··· Exercise materials ···

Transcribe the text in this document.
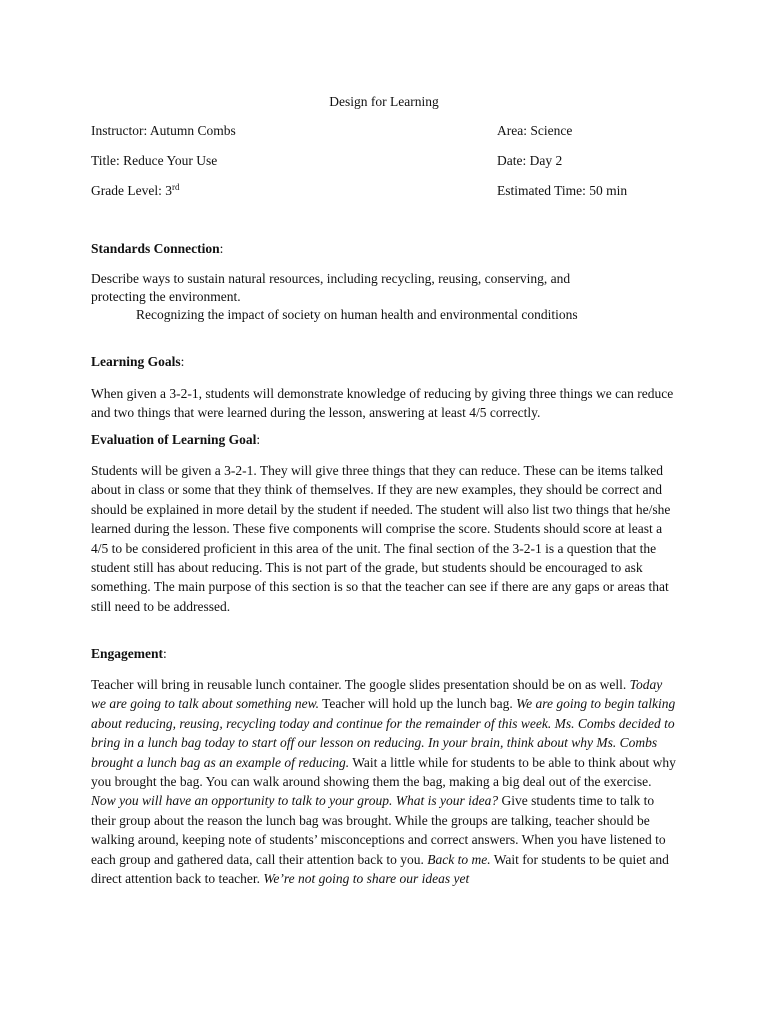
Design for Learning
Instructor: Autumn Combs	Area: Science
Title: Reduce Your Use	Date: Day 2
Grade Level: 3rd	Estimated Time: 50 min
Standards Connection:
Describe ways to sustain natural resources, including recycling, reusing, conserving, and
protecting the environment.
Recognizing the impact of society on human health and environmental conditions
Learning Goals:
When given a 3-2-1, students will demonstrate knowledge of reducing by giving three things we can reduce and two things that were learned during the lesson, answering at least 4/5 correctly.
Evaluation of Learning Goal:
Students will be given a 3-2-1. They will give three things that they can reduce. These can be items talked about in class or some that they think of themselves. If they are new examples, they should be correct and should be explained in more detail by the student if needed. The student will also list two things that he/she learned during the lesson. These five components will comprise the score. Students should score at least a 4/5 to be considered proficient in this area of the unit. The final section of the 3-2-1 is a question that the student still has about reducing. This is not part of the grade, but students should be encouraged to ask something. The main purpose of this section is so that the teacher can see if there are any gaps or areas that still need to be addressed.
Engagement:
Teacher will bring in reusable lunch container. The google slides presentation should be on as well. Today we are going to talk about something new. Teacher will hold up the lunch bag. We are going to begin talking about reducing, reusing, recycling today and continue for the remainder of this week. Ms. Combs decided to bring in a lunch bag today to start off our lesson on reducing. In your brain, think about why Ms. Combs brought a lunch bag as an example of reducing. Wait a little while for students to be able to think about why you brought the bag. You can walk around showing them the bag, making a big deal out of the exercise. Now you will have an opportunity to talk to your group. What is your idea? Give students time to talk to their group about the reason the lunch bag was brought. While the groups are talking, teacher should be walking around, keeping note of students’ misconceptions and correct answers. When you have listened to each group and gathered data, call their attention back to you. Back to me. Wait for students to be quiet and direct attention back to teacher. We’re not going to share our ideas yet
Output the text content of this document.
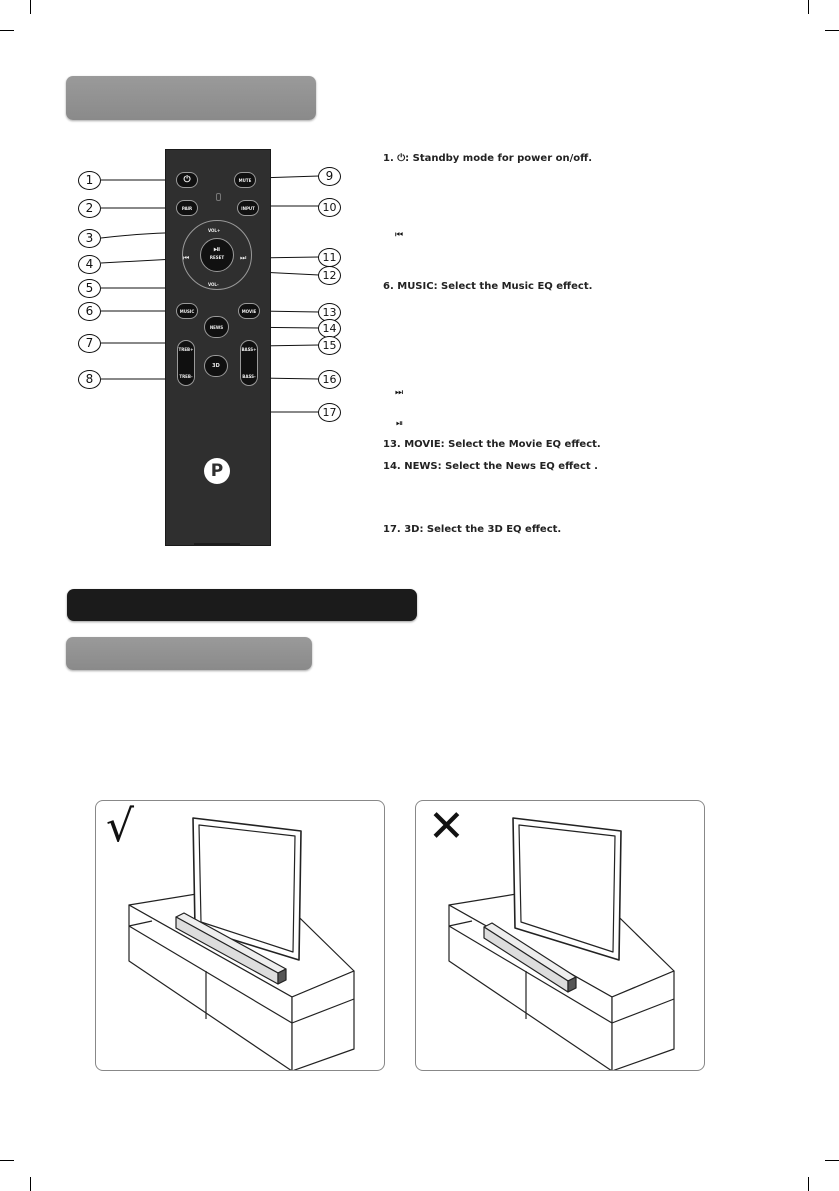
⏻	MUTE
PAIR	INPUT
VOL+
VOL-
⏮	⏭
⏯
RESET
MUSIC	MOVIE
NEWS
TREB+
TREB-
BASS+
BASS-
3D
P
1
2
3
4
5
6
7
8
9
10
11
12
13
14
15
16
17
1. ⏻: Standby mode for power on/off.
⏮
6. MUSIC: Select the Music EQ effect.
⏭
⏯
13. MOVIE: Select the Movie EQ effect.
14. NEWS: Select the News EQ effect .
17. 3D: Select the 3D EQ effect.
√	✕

···

→ **Job**:
Go over the records above and tally each line that includes "Select". Give the total by itself.

→ **The result**:
4